* _DOCUMENT PASSAGE_
QGIS – An ATLAS of buildings by council
Another little QGIS step-by-step note to my future self.
Prerequisites: This time I was looking to create a visualization of London councils showing the buildings that come from Open Street Map, using the handy downloads from Geofabrik to get the buildings shapefile into QGIS. In order to add the “by council” element, I also downloaded an official shapefile of the boundaries of London councils (e.g. from here) and then joined the two layers using QGIS geoprocessing tools. I’ll leave this to you as exercise, but the final output is a layer with the buildings and a local authority unique ID.
My intended output: one image per council, showing the buildings within that council
The challenge: the shapefile of buildings has one line per feature, with each feature being a building. QGIS Atlas uses, usually, a coverage layer that creates one base per feature, using a specific field. So I need somehow to “group” the buildings by council, or I will get one page per building (and thousands of files).
The solution: we can constrain Atlas to create a page per council by creating an extra layer that contains the boundaries or, more easily, the bounding boxes of each council. We will use this as our coverage layer, but we’ll need to filter out of the initial layer so that it only shows the features that belong to the council being shown.
There are three easy steps required.
We use the “Minimum bounding geometry” processing tool in order to create a layer with the bounding boxes. The picture below is the result
As you can see from the picture (which I’ve QGIS-styled to look nicely), this just creates a layer that has one feature per council, each feature being a POLYGON with the bbox.
We generate an ALIAS
As usual, this involves creating a new Layout, and configuring the Atlas tab by selecting “Generate an atlas”. We will configure it using as “Coverage layer” the bounding box layer just created. But we will also tick the box for a “Hidden coverage layer” and select as page name the field representing the council unique ID.

* _WHAT TO WORK ON_
1) Which phrases does the QGIS atlas note put in quotation marks? List every one.
2) Resume the QGIS atlas note from the point where it stops.

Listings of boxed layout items

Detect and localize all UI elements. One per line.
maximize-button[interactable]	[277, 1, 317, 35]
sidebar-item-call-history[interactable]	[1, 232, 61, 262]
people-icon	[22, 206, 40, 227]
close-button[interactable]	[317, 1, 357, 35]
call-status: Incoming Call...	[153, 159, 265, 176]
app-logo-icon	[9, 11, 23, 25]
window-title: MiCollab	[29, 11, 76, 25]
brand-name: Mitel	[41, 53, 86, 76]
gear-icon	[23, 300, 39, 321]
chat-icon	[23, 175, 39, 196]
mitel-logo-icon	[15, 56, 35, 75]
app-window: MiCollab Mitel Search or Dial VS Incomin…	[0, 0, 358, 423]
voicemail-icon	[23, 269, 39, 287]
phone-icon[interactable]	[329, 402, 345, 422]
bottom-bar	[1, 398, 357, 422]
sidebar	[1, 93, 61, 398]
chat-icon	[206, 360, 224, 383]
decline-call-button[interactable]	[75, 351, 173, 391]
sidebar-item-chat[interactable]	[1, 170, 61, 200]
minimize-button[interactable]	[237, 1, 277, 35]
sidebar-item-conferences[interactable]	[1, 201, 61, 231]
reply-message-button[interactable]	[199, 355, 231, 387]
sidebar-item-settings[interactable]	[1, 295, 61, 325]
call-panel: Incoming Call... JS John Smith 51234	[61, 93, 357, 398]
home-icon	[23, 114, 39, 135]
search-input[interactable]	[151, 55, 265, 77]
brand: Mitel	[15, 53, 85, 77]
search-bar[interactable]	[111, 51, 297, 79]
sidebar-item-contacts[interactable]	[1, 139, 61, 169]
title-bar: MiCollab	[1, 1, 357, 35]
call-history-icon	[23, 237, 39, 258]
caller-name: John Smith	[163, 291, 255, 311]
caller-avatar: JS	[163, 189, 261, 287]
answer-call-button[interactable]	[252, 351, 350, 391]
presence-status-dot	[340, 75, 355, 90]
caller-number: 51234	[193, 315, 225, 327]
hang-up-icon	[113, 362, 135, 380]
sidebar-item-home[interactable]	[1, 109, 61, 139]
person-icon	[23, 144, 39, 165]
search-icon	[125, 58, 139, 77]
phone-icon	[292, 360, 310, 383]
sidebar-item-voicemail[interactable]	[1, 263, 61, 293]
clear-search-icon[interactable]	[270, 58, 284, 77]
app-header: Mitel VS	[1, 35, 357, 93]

* _EXERCISE ANSWERS_
1) “by council”, “group”, “Minimum bounding geometry”, “Generate an atlas”, “Coverage layer”, “Hidden coverage layer”

2)
We will also set “Controlled by Atlas” in “Item Properties” and add a 10% margin arund the feature. This will make all pictures occupy the same space regadless of size. If you wanted, conversely, to preserve size, you coul go for “Fixed scale”.
An example of what this produces is in the picture below: the Atlas, at this stage, is merely “zooming in” on each council, but it’s also showing the buildings that belong to neighbouring councils.
Filter out the buildings… in style
There are multiple ways of achieving the filtering of buildings. The simplest creates a rule-based filter that uses the Atlas itself. You will remember that we’ve set up the Atlas page name to be the council unique ID. We can use this in order to select the buildings.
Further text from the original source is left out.